Work item:
A verbatim copy of each record is required.

Excerpts from a dataset:
····················

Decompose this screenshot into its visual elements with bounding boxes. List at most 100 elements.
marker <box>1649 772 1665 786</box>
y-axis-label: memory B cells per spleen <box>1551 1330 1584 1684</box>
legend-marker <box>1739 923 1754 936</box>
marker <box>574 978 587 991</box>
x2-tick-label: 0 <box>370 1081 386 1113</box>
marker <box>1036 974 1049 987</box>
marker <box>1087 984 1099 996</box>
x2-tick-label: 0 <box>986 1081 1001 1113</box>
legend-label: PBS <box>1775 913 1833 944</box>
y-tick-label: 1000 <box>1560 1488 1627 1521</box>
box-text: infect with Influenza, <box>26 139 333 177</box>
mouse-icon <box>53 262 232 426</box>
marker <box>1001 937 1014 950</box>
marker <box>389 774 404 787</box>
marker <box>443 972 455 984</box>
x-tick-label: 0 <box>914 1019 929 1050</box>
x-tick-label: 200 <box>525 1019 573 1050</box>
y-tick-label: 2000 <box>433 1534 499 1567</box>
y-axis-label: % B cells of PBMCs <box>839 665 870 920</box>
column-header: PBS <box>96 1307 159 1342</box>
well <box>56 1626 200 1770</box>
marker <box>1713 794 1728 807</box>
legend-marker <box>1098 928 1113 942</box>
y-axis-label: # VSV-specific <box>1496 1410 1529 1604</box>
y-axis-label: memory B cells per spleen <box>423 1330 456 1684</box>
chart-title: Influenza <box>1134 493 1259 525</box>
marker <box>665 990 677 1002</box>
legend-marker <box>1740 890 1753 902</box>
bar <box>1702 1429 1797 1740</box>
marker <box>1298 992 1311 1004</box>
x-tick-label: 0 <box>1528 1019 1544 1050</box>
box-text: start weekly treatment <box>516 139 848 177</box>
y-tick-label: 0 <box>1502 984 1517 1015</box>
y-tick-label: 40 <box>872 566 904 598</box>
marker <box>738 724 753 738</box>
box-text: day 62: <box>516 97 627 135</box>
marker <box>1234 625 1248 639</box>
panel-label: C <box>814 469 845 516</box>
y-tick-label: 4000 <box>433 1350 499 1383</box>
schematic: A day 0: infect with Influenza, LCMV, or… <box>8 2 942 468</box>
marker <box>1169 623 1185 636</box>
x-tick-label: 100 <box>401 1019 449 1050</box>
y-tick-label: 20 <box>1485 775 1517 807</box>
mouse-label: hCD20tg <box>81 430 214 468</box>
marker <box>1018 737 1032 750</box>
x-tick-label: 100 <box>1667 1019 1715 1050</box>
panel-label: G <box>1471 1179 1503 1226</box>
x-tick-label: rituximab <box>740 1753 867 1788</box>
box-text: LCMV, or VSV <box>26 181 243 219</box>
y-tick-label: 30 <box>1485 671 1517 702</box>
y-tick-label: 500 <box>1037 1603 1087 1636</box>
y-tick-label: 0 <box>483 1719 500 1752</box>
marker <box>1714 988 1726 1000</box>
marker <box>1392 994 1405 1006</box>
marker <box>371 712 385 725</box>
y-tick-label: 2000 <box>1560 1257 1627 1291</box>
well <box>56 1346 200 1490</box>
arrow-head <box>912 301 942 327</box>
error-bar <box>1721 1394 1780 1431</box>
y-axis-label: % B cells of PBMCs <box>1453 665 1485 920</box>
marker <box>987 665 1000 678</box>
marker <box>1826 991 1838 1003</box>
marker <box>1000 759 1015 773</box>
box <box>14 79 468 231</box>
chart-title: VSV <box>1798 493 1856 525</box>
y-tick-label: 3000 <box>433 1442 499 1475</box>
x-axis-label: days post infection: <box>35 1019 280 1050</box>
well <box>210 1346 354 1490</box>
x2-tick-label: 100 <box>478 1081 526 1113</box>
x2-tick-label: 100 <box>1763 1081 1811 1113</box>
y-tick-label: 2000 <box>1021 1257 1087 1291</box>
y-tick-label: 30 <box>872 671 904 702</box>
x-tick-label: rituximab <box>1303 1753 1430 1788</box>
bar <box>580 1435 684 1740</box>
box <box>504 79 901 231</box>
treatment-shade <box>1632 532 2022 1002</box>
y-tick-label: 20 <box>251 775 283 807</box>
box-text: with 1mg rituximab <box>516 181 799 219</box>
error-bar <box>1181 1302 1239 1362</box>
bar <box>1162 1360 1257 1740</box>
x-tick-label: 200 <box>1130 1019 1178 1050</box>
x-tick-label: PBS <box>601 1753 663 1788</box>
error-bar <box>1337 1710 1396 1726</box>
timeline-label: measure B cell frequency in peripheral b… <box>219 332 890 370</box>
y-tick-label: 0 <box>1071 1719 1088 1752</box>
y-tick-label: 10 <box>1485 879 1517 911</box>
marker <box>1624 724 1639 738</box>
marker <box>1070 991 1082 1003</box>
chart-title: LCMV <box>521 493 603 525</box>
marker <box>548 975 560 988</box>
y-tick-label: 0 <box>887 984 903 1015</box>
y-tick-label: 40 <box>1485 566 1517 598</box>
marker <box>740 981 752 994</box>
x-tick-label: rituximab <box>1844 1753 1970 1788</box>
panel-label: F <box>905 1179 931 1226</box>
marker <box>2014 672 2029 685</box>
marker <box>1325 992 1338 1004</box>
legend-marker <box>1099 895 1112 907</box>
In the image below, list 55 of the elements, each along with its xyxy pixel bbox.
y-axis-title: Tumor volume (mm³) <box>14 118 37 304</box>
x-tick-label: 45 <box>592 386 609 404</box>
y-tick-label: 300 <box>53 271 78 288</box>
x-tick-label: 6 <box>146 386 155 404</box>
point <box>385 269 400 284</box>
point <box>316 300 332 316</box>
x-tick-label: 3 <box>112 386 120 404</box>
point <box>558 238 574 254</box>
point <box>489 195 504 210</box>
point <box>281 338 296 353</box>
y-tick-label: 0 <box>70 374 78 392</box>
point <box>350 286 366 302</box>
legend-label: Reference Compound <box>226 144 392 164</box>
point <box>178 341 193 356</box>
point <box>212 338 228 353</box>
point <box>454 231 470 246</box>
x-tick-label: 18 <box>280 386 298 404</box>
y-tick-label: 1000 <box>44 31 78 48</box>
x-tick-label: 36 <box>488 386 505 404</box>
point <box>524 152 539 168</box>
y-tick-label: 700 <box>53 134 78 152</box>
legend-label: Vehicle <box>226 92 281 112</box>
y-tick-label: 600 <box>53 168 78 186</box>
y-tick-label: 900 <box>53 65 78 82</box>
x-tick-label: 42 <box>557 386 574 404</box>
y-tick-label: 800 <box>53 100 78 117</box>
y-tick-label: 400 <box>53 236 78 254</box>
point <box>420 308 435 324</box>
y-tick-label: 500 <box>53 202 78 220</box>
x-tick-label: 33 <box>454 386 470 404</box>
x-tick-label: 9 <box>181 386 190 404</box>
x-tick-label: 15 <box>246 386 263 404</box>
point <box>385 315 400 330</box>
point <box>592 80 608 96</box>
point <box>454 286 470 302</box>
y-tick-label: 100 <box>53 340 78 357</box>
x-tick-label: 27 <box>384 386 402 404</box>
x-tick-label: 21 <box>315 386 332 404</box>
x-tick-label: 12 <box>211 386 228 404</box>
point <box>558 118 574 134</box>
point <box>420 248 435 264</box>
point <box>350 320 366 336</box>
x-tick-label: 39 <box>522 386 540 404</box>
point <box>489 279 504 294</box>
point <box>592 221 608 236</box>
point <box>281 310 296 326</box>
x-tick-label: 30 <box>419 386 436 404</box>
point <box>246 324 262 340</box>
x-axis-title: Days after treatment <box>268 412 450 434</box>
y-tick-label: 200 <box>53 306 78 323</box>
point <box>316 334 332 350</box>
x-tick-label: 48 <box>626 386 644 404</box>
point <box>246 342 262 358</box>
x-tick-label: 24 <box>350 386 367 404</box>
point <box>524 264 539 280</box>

····················

Output below:
Decompose this screenshot into its visual elements with bounding boxes. List at most 100 elements.
marker <box>1649 772 1665 786</box>
y-axis-label: memory B cells per spleen <box>1551 1330 1584 1684</box>
legend-marker <box>1739 923 1754 936</box>
marker <box>574 978 587 991</box>
x2-tick-label: 0 <box>370 1081 386 1113</box>
marker <box>1036 974 1049 987</box>
marker <box>1087 984 1099 996</box>
x2-tick-label: 0 <box>986 1081 1001 1113</box>
legend-label: PBS <box>1775 913 1833 944</box>
y-tick-label: 1000 <box>1560 1488 1627 1521</box>
box-text: infect with Influenza, <box>26 139 333 177</box>
mouse-icon <box>53 262 232 426</box>
marker <box>1001 937 1014 950</box>
marker <box>389 774 404 787</box>
marker <box>443 972 455 984</box>
x-tick-label: 0 <box>914 1019 929 1050</box>
x-tick-label: 200 <box>525 1019 573 1050</box>
y-tick-label: 2000 <box>433 1534 499 1567</box>
y-axis-label: % B cells of PBMCs <box>839 665 870 920</box>
column-header: PBS <box>96 1307 159 1342</box>
well <box>56 1626 200 1770</box>
marker <box>1713 794 1728 807</box>
legend-marker <box>1098 928 1113 942</box>
y-axis-label: # VSV-specific <box>1496 1410 1529 1604</box>
y-axis-label: memory B cells per spleen <box>423 1330 456 1684</box>
chart-title: Influenza <box>1134 493 1259 525</box>
marker <box>665 990 677 1002</box>
legend-marker <box>1740 890 1753 902</box>
bar <box>1702 1429 1797 1740</box>
marker <box>1298 992 1311 1004</box>
x-tick-label: 0 <box>1528 1019 1544 1050</box>
box-text: start weekly treatment <box>516 139 848 177</box>
y-tick-label: 0 <box>1502 984 1517 1015</box>
y-tick-label: 40 <box>872 566 904 598</box>
marker <box>738 724 753 738</box>
box-text: day 62: <box>516 97 627 135</box>
marker <box>1234 625 1248 639</box>
panel-label: C <box>814 469 845 516</box>
y-tick-label: 4000 <box>433 1350 499 1383</box>
schematic: A day 0: infect with Influenza, LCMV, or… <box>8 2 942 468</box>
marker <box>1169 623 1185 636</box>
x-tick-label: 100 <box>401 1019 449 1050</box>
y-tick-label: 20 <box>1485 775 1517 807</box>
mouse-label: hCD20tg <box>81 430 214 468</box>
marker <box>1018 737 1032 750</box>
x-tick-label: 100 <box>1667 1019 1715 1050</box>
panel-label: G <box>1471 1179 1503 1226</box>
x-tick-label: rituximab <box>740 1753 867 1788</box>
box-text: LCMV, or VSV <box>26 181 243 219</box>
y-tick-label: 30 <box>1485 671 1517 702</box>
y-tick-label: 500 <box>1037 1603 1087 1636</box>
y-tick-label: 0 <box>483 1719 500 1752</box>
marker <box>1714 988 1726 1000</box>
marker <box>1392 994 1405 1006</box>
marker <box>371 712 385 725</box>
y-tick-label: 2000 <box>1560 1257 1627 1291</box>
well <box>56 1346 200 1490</box>
arrow-head <box>912 301 942 327</box>
error-bar <box>1721 1394 1780 1431</box>
y-axis-label: % B cells of PBMCs <box>1453 665 1485 920</box>
marker <box>987 665 1000 678</box>
marker <box>1826 991 1838 1003</box>
marker <box>1000 759 1015 773</box>
box <box>14 79 468 231</box>
chart-title: VSV <box>1798 493 1856 525</box>
y-tick-label: 3000 <box>433 1442 499 1475</box>
x-axis-label: days post infection: <box>35 1019 280 1050</box>
well <box>210 1346 354 1490</box>
x2-tick-label: 100 <box>478 1081 526 1113</box>
x2-tick-label: 100 <box>1763 1081 1811 1113</box>
y-tick-label: 2000 <box>1021 1257 1087 1291</box>
y-tick-label: 30 <box>872 671 904 702</box>
x-tick-label: rituximab <box>1303 1753 1430 1788</box>
bar <box>580 1435 684 1740</box>
box <box>504 79 901 231</box>
treatment-shade <box>1632 532 2022 1002</box>
y-tick-label: 20 <box>251 775 283 807</box>
box-text: with 1mg rituximab <box>516 181 799 219</box>
error-bar <box>1181 1302 1239 1362</box>
bar <box>1162 1360 1257 1740</box>
x-tick-label: 200 <box>1130 1019 1178 1050</box>
x-tick-label: PBS <box>601 1753 663 1788</box>
error-bar <box>1337 1710 1396 1726</box>
timeline-label: measure B cell frequency in peripheral b… <box>219 332 890 370</box>
y-tick-label: 0 <box>1071 1719 1088 1752</box>
y-tick-label: 10 <box>1485 879 1517 911</box>
marker <box>1624 724 1639 738</box>
marker <box>1070 991 1082 1003</box>
chart-title: LCMV <box>521 493 603 525</box>
marker <box>548 975 560 988</box>
y-tick-label: 0 <box>887 984 903 1015</box>
y-tick-label: 40 <box>1485 566 1517 598</box>
marker <box>740 981 752 994</box>
x-tick-label: rituximab <box>1844 1753 1970 1788</box>
panel-label: F <box>905 1179 931 1226</box>
marker <box>2014 672 2029 685</box>
marker <box>1325 992 1338 1004</box>
legend-marker <box>1099 895 1112 907</box>
In the image below, list 55 of the elements, each along with its xyxy pixel bbox.
y-axis-title: Tumor volume (mm³) <box>14 118 37 304</box>
x-tick-label: 45 <box>592 386 609 404</box>
y-tick-label: 300 <box>53 271 78 288</box>
x-tick-label: 6 <box>146 386 155 404</box>
point <box>385 269 400 284</box>
point <box>316 300 332 316</box>
x-tick-label: 3 <box>112 386 120 404</box>
point <box>558 238 574 254</box>
point <box>489 195 504 210</box>
point <box>281 338 296 353</box>
y-tick-label: 0 <box>70 374 78 392</box>
point <box>350 286 366 302</box>
legend-label: Reference Compound <box>226 144 392 164</box>
point <box>178 341 193 356</box>
point <box>212 338 228 353</box>
point <box>454 231 470 246</box>
x-tick-label: 18 <box>280 386 298 404</box>
y-tick-label: 1000 <box>44 31 78 48</box>
x-tick-label: 36 <box>488 386 505 404</box>
point <box>524 152 539 168</box>
y-tick-label: 700 <box>53 134 78 152</box>
legend-label: Vehicle <box>226 92 281 112</box>
y-tick-label: 600 <box>53 168 78 186</box>
y-tick-label: 900 <box>53 65 78 82</box>
x-tick-label: 42 <box>557 386 574 404</box>
y-tick-label: 800 <box>53 100 78 117</box>
y-tick-label: 400 <box>53 236 78 254</box>
point <box>420 308 435 324</box>
y-tick-label: 500 <box>53 202 78 220</box>
x-tick-label: 33 <box>454 386 470 404</box>
x-tick-label: 9 <box>181 386 190 404</box>
x-tick-label: 15 <box>246 386 263 404</box>
point <box>385 315 400 330</box>
point <box>592 80 608 96</box>
point <box>454 286 470 302</box>
y-tick-label: 100 <box>53 340 78 357</box>
x-tick-label: 27 <box>384 386 402 404</box>
x-tick-label: 21 <box>315 386 332 404</box>
x-tick-label: 12 <box>211 386 228 404</box>
point <box>558 118 574 134</box>
point <box>420 248 435 264</box>
point <box>350 320 366 336</box>
x-tick-label: 39 <box>522 386 540 404</box>
point <box>489 279 504 294</box>
point <box>592 221 608 236</box>
point <box>281 310 296 326</box>
x-tick-label: 30 <box>419 386 436 404</box>
point <box>246 324 262 340</box>
x-axis-title: Days after treatment <box>268 412 450 434</box>
y-tick-label: 200 <box>53 306 78 323</box>
point <box>316 334 332 350</box>
x-tick-label: 48 <box>626 386 644 404</box>
point <box>246 342 262 358</box>
x-tick-label: 24 <box>350 386 367 404</box>
point <box>524 264 539 280</box>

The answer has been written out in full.